# Required task
Output the data exactly, with every line intact.

# Material for the task
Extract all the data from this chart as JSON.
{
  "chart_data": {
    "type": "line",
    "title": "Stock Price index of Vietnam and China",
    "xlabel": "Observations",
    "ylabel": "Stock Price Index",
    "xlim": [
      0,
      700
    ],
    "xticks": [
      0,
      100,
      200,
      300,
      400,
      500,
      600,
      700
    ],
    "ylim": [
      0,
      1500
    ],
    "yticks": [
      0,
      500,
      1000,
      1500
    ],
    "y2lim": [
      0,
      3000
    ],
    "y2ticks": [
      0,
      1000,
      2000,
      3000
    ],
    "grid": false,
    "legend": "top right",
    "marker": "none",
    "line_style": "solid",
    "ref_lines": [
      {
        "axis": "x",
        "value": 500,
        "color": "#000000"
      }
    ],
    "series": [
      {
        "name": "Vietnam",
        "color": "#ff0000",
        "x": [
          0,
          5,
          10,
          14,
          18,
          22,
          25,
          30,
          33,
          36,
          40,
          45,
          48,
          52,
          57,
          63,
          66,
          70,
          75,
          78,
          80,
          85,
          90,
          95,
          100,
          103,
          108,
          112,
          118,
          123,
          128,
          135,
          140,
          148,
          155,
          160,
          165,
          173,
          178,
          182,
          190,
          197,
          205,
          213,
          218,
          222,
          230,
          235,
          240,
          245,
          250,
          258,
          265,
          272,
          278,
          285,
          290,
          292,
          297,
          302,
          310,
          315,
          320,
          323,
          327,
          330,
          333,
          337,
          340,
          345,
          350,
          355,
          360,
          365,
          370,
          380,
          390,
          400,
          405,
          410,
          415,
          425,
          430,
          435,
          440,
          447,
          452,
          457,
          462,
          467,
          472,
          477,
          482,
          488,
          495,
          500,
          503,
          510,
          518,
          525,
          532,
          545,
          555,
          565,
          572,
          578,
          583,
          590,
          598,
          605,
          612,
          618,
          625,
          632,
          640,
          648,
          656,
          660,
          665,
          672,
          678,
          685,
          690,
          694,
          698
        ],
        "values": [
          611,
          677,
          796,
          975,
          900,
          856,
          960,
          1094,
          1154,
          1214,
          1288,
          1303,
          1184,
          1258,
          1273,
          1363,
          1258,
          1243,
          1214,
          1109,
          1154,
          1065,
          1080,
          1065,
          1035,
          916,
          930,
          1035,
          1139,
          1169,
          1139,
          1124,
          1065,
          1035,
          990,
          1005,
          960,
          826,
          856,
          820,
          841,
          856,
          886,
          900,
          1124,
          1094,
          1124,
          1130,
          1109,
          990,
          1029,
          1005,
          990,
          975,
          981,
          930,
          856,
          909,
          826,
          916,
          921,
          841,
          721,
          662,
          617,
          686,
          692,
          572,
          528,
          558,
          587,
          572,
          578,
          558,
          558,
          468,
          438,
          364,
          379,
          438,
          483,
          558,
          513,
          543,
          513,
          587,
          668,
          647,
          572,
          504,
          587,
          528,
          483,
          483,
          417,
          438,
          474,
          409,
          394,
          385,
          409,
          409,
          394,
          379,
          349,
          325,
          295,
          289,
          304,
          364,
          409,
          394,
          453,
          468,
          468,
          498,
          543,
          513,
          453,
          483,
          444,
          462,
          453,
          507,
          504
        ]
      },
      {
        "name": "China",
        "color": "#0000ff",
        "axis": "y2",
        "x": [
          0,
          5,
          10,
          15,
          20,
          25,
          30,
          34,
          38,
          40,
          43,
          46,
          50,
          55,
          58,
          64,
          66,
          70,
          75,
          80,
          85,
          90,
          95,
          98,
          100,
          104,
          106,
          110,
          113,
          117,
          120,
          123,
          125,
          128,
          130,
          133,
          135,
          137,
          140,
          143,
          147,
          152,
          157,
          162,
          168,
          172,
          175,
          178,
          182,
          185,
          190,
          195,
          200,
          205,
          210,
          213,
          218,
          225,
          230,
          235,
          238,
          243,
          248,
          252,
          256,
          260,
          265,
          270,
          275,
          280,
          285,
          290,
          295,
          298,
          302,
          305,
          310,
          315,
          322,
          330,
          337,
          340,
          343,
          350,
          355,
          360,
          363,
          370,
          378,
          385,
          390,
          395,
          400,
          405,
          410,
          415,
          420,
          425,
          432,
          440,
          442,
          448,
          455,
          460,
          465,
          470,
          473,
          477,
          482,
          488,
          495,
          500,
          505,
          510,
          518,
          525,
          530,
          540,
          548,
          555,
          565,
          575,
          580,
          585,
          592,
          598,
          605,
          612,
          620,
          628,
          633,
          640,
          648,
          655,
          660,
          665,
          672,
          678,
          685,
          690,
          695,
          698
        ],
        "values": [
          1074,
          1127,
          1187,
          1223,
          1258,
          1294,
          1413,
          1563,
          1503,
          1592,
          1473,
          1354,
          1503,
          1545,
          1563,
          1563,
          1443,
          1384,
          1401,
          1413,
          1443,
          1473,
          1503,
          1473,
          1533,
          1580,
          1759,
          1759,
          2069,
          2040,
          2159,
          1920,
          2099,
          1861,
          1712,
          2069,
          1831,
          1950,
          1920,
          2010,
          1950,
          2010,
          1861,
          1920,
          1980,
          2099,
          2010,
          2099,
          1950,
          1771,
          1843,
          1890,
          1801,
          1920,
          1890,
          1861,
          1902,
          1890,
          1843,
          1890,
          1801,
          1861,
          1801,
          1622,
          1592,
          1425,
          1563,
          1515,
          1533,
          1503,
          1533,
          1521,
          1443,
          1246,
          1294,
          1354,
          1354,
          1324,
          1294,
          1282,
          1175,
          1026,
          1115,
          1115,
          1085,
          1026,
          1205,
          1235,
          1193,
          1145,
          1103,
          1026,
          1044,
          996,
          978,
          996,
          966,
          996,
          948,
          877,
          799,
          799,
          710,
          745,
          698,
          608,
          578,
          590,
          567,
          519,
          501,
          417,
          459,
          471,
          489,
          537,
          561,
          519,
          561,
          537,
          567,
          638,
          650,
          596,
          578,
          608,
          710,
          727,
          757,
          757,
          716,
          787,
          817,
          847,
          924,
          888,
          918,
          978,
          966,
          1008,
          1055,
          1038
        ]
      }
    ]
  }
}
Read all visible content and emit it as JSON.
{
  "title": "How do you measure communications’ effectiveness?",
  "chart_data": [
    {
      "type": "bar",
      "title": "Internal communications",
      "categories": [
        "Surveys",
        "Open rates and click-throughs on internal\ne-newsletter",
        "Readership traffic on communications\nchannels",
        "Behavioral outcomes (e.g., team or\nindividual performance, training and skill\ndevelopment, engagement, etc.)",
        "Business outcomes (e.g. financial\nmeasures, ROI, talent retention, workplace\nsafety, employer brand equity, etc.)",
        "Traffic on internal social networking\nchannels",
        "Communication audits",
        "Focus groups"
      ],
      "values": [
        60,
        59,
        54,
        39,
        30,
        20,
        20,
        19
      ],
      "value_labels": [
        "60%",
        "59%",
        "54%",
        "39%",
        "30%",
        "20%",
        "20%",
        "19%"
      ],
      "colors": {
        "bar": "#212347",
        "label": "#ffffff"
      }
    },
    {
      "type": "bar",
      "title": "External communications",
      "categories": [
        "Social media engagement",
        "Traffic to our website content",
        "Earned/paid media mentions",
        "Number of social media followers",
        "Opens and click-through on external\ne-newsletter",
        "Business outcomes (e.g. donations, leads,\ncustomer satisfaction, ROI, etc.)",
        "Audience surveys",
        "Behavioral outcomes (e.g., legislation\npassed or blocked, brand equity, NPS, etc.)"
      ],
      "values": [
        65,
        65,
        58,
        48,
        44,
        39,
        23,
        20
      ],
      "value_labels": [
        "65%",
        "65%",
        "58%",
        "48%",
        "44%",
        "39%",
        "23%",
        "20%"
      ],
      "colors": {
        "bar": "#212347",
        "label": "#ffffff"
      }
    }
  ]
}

# Finished task
Extract all the data from this chart as JSON.
{
  "chart_data": {
    "type": "line",
    "title": "Stock Price index of Vietnam and China",
    "xlabel": "Observations",
    "ylabel": "Stock Price Index",
    "xlim": [
      0,
      700
    ],
    "xticks": [
      0,
      100,
      200,
      300,
      400,
      500,
      600,
      700
    ],
    "ylim": [
      0,
      1500
    ],
    "yticks": [
      0,
      500,
      1000,
      1500
    ],
    "y2lim": [
      0,
      3000
    ],
    "y2ticks": [
      0,
      1000,
      2000,
      3000
    ],
    "grid": false,
    "legend": "top right",
    "marker": "none",
    "line_style": "solid",
    "ref_lines": [
      {
        "axis": "x",
        "value": 500,
        "color": "#000000"
      }
    ],
    "series": [
      {
        "name": "Vietnam",
        "color": "#ff0000",
        "x": [
          0,
          5,
          10,
          14,
          18,
          22,
          25,
          30,
          33,
          36,
          40,
          45,
          48,
          52,
          57,
          63,
          66,
          70,
          75,
          78,
          80,
          85,
          90,
          95,
          100,
          103,
          108,
          112,
          118,
          123,
          128,
          135,
          140,
          148,
          155,
          160,
          165,
          173,
          178,
          182,
          190,
          197,
          205,
          213,
          218,
          222,
          230,
          235,
          240,
          245,
          250,
          258,
          265,
          272,
          278,
          285,
          290,
          292,
          297,
          302,
          310,
          315,
          320,
          323,
          327,
          330,
          333,
          337,
          340,
          345,
          350,
          355,
          360,
          365,
          370,
          380,
          390,
          400,
          405,
          410,
          415,
          425,
          430,
          435,
          440,
          447,
          452,
          457,
          462,
          467,
          472,
          477,
          482,
          488,
          495,
          500,
          503,
          510,
          518,
          525,
          532,
          545,
          555,
          565,
          572,
          578,
          583,
          590,
          598,
          605,
          612,
          618,
          625,
          632,
          640,
          648,
          656,
          660,
          665,
          672,
          678,
          685,
          690,
          694,
          698
        ],
        "values": [
          611,
          677,
          796,
          975,
          900,
          856,
          960,
          1094,
          1154,
          1214,
          1288,
          1303,
          1184,
          1258,
          1273,
          1363,
          1258,
          1243,
          1214,
          1109,
          1154,
          1065,
          1080,
          1065,
          1035,
          916,
          930,
          1035,
          1139,
          1169,
          1139,
          1124,
          1065,
          1035,
          990,
          1005,
          960,
          826,
          856,
          820,
          841,
          856,
          886,
          900,
          1124,
          1094,
          1124,
          1130,
          1109,
          990,
          1029,
          1005,
          990,
          975,
          981,
          930,
          856,
          909,
          826,
          916,
          921,
          841,
          721,
          662,
          617,
          686,
          692,
          572,
          528,
          558,
          587,
          572,
          578,
          558,
          558,
          468,
          438,
          364,
          379,
          438,
          483,
          558,
          513,
          543,
          513,
          587,
          668,
          647,
          572,
          504,
          587,
          528,
          483,
          483,
          417,
          438,
          474,
          409,
          394,
          385,
          409,
          409,
          394,
          379,
          349,
          325,
          295,
          289,
          304,
          364,
          409,
          394,
          453,
          468,
          468,
          498,
          543,
          513,
          453,
          483,
          444,
          462,
          453,
          507,
          504
        ]
      },
      {
        "name": "China",
        "color": "#0000ff",
        "axis": "y2",
        "x": [
          0,
          5,
          10,
          15,
          20,
          25,
          30,
          34,
          38,
          40,
          43,
          46,
          50,
          55,
          58,
          64,
          66,
          70,
          75,
          80,
          85,
          90,
          95,
          98,
          100,
          104,
          106,
          110,
          113,
          117,
          120,
          123,
          125,
          128,
          130,
          133,
          135,
          137,
          140,
          143,
          147,
          152,
          157,
          162,
          168,
          172,
          175,
          178,
          182,
          185,
          190,
          195,
          200,
          205,
          210,
          213,
          218,
          225,
          230,
          235,
          238,
          243,
          248,
          252,
          256,
          260,
          265,
          270,
          275,
          280,
          285,
          290,
          295,
          298,
          302,
          305,
          310,
          315,
          322,
          330,
          337,
          340,
          343,
          350,
          355,
          360,
          363,
          370,
          378,
          385,
          390,
          395,
          400,
          405,
          410,
          415,
          420,
          425,
          432,
          440,
          442,
          448,
          455,
          460,
          465,
          470,
          473,
          477,
          482,
          488,
          495,
          500,
          505,
          510,
          518,
          525,
          530,
          540,
          548,
          555,
          565,
          575,
          580,
          585,
          592,
          598,
          605,
          612,
          620,
          628,
          633,
          640,
          648,
          655,
          660,
          665,
          672,
          678,
          685,
          690,
          695,
          698
        ],
        "values": [
          1074,
          1127,
          1187,
          1223,
          1258,
          1294,
          1413,
          1563,
          1503,
          1592,
          1473,
          1354,
          1503,
          1545,
          1563,
          1563,
          1443,
          1384,
          1401,
          1413,
          1443,
          1473,
          1503,
          1473,
          1533,
          1580,
          1759,
          1759,
          2069,
          2040,
          2159,
          1920,
          2099,
          1861,
          1712,
          2069,
          1831,
          1950,
          1920,
          2010,
          1950,
          2010,
          1861,
          1920,
          1980,
          2099,
          2010,
          2099,
          1950,
          1771,
          1843,
          1890,
          1801,
          1920,
          1890,
          1861,
          1902,
          1890,
          1843,
          1890,
          1801,
          1861,
          1801,
          1622,
          1592,
          1425,
          1563,
          1515,
          1533,
          1503,
          1533,
          1521,
          1443,
          1246,
          1294,
          1354,
          1354,
          1324,
          1294,
          1282,
          1175,
          1026,
          1115,
          1115,
          1085,
          1026,
          1205,
          1235,
          1193,
          1145,
          1103,
          1026,
          1044,
          996,
          978,
          996,
          966,
          996,
          948,
          877,
          799,
          799,
          710,
          745,
          698,
          608,
          578,
          590,
          567,
          519,
          501,
          417,
          459,
          471,
          489,
          537,
          561,
          519,
          561,
          537,
          567,
          638,
          650,
          596,
          578,
          608,
          710,
          727,
          757,
          757,
          716,
          787,
          817,
          847,
          924,
          888,
          918,
          978,
          966,
          1008,
          1055,
          1038
        ]
      }
    ]
  }
}
Read all visible content and emit it as JSON.
{
  "title": "How do you measure communications’ effectiveness?",
  "chart_data": [
    {
      "type": "bar",
      "title": "Internal communications",
      "categories": [
        "Surveys",
        "Open rates and click-throughs on internal\ne-newsletter",
        "Readership traffic on communications\nchannels",
        "Behavioral outcomes (e.g., team or\nindividual performance, training and skill\ndevelopment, engagement, etc.)",
        "Business outcomes (e.g. financial\nmeasures, ROI, talent retention, workplace\nsafety, employer brand equity, etc.)",
        "Traffic on internal social networking\nchannels",
        "Communication audits",
        "Focus groups"
      ],
      "values": [
        60,
        59,
        54,
        39,
        30,
        20,
        20,
        19
      ],
      "value_labels": [
        "60%",
        "59%",
        "54%",
        "39%",
        "30%",
        "20%",
        "20%",
        "19%"
      ],
      "colors": {
        "bar": "#212347",
        "label": "#ffffff"
      }
    },
    {
      "type": "bar",
      "title": "External communications",
      "categories": [
        "Social media engagement",
        "Traffic to our website content",
        "Earned/paid media mentions",
        "Number of social media followers",
        "Opens and click-through on external\ne-newsletter",
        "Business outcomes (e.g. donations, leads,\ncustomer satisfaction, ROI, etc.)",
        "Audience surveys",
        "Behavioral outcomes (e.g., legislation\npassed or blocked, brand equity, NPS, etc.)"
      ],
      "values": [
        65,
        65,
        58,
        48,
        44,
        39,
        23,
        20
      ],
      "value_labels": [
        "65%",
        "65%",
        "58%",
        "48%",
        "44%",
        "39%",
        "23%",
        "20%"
      ],
      "colors": {
        "bar": "#212347",
        "label": "#ffffff"
      }
    }
  ]
}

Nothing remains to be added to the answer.